**OBJECTIVE**
Gather each line of the records where "title" appears.

**AVAILABLE RECORDS**
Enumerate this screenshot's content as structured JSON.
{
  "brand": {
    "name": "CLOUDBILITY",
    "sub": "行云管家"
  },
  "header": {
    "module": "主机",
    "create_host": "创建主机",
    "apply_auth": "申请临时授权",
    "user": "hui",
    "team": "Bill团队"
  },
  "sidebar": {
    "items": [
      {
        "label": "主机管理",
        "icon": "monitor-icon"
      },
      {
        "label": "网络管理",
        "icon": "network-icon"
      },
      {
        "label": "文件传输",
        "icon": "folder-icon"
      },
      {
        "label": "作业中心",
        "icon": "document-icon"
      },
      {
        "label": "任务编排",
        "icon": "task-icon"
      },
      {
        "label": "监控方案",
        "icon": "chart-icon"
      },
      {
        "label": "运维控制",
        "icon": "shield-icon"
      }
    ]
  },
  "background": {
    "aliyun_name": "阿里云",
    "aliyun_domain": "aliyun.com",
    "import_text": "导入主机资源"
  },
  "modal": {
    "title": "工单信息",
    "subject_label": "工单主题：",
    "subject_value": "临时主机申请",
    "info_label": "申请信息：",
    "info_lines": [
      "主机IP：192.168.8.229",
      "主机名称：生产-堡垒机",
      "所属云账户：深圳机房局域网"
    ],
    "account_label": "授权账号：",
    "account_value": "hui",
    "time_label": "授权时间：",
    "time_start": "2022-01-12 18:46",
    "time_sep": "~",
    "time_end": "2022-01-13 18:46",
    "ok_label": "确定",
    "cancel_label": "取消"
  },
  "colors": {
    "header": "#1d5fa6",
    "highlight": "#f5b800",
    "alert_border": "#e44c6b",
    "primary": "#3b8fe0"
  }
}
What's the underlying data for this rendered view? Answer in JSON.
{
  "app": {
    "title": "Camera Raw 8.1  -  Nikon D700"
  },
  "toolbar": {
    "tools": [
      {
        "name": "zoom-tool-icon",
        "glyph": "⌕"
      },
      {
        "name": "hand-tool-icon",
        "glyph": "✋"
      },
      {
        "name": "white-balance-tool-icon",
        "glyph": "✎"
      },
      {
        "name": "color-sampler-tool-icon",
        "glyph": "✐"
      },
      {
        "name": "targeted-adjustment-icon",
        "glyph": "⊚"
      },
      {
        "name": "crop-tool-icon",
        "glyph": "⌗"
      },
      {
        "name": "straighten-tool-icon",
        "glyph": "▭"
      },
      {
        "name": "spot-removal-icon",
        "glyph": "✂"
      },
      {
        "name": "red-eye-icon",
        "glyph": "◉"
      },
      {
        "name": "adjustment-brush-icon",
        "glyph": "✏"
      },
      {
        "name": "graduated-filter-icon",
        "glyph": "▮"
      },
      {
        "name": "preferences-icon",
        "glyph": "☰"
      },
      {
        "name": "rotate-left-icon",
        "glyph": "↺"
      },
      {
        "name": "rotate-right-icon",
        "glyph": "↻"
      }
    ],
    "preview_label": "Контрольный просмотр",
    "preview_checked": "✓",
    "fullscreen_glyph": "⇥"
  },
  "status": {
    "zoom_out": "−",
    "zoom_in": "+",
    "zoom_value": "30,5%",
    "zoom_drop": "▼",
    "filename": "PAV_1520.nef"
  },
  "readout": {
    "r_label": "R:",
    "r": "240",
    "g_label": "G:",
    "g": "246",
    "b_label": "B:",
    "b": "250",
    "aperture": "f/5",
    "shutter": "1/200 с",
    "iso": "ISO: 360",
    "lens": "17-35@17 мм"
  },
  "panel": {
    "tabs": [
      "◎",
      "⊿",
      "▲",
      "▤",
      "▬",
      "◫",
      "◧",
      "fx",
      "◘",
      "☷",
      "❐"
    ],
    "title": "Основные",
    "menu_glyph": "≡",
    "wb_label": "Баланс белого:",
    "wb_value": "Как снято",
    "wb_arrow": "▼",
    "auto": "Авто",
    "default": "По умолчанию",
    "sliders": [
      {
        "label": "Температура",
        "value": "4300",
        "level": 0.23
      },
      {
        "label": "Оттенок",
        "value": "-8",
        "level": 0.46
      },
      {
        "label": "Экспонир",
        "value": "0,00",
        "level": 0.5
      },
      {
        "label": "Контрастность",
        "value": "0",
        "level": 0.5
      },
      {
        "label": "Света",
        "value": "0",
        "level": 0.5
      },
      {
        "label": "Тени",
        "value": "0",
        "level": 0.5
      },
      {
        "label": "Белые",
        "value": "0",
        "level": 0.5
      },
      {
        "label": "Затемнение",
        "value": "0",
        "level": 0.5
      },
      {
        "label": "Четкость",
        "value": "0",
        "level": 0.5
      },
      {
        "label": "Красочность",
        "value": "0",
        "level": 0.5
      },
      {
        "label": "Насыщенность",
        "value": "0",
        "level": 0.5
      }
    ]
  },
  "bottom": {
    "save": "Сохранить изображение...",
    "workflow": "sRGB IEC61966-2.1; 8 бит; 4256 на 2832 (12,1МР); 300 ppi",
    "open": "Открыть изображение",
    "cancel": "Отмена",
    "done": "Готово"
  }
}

**FULL ANSWER**
    "title": "工单信息",
    "title": "Camera Raw 8.1  -  Nikon D700"
    "title": "Основные",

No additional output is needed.